What is asked: Write out the material again exactly, please, and omit the pictures.
[START OF Material shown]
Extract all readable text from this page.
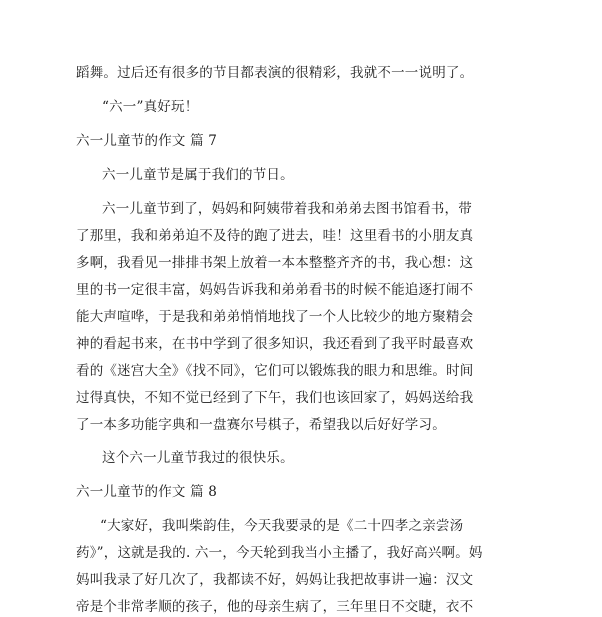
蹈舞。过后还有很多的节目都表演的很精彩，我就不一一说明了。
“六一”真好玩！
六一儿童节的作文 篇 7
六一儿童节是属于我们的节日。
六一儿童节到了，妈妈和阿姨带着我和弟弟去图书馆看书，带
了那里，我和弟弟迫不及待的跑了进去，哇！这里看书的小朋友真
多啊，我看见一排排书架上放着一本本整整齐齐的书，我心想：这
里的书一定很丰富，妈妈告诉我和弟弟看书的时候不能追逐打闹不
能大声喧哗，于是我和弟弟悄悄地找了一个人比较少的地方聚精会
神的看起书来，在书中学到了很多知识，我还看到了我平时最喜欢
看的《迷宫大全》《找不同》，它们可以锻炼我的眼力和思维。时间
过得真快，不知不觉已经到了下午，我们也该回家了，妈妈送给我
了一本多功能字典和一盘赛尔号棋子，希望我以后好好学习。
这个六一儿童节我过的很快乐。
六一儿童节的作文 篇 8
“大家好，我叫柴韵佳，今天我要录的是《二十四孝之亲尝汤
药》”，这就是我的. 六一，今天轮到我当小主播了，我好高兴啊。妈
妈叫我录了好几次了，我都读不好，妈妈让我把故事讲一遍：汉文
帝是个非常孝顺的孩子，他的母亲生病了，三年里日不交睫，衣不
[END OF Material shown]
Reply to the exercise:
Extract all readable text from this page.
蹈舞。过后还有很多的节目都表演的很精彩，我就不一一说明了。
“六一”真好玩！
六一儿童节的作文 篇 7
六一儿童节是属于我们的节日。
六一儿童节到了，妈妈和阿姨带着我和弟弟去图书馆看书，带
了那里，我和弟弟迫不及待的跑了进去，哇！这里看书的小朋友真
多啊，我看见一排排书架上放着一本本整整齐齐的书，我心想：这
里的书一定很丰富，妈妈告诉我和弟弟看书的时候不能追逐打闹不
能大声喧哗，于是我和弟弟悄悄地找了一个人比较少的地方聚精会
神的看起书来，在书中学到了很多知识，我还看到了我平时最喜欢
看的《迷宫大全》《找不同》，它们可以锻炼我的眼力和思维。时间
过得真快，不知不觉已经到了下午，我们也该回家了，妈妈送给我
了一本多功能字典和一盘赛尔号棋子，希望我以后好好学习。
这个六一儿童节我过的很快乐。
六一儿童节的作文 篇 8
“大家好，我叫柴韵佳，今天我要录的是《二十四孝之亲尝汤
药》”，这就是我的. 六一，今天轮到我当小主播了，我好高兴啊。妈
妈叫我录了好几次了，我都读不好，妈妈让我把故事讲一遍：汉文
帝是个非常孝顺的孩子，他的母亲生病了，三年里日不交睫，衣不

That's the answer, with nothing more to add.